Copy out all lines where "circle" appears.

Some records:

▬▬▬▬▬▬

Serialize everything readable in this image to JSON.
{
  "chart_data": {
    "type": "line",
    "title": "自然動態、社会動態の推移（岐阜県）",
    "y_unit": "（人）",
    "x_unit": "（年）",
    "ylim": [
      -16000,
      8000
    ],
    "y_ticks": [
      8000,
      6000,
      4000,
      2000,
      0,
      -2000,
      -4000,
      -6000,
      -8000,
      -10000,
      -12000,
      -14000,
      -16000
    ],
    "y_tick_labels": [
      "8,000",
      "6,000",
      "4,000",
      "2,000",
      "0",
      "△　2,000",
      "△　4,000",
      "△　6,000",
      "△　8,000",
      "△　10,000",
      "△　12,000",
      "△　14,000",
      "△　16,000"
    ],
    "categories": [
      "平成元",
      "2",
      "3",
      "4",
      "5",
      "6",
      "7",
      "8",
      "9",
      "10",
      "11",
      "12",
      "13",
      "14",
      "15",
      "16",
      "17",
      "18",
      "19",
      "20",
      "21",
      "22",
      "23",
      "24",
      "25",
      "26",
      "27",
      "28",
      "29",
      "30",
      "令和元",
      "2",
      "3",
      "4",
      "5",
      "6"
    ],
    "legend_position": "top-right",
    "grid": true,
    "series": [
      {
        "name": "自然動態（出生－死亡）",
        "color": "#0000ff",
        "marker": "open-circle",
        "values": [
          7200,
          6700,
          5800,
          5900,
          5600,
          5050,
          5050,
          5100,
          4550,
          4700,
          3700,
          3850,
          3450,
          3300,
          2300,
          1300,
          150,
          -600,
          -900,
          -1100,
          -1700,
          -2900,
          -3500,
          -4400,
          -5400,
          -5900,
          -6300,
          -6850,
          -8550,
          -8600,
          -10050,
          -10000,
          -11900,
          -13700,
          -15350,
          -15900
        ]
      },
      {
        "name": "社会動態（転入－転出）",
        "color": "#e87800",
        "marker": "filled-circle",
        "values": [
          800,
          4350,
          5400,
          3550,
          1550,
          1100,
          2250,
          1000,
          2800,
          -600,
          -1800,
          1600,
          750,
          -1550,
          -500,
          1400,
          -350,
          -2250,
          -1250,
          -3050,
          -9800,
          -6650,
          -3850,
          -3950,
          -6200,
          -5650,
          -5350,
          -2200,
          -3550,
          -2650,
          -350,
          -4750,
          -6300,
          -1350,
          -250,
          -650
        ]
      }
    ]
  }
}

▬▬▬▬▬▬

▶ Written solution:
        "marker": "open-circle",
        "marker": "filled-circle",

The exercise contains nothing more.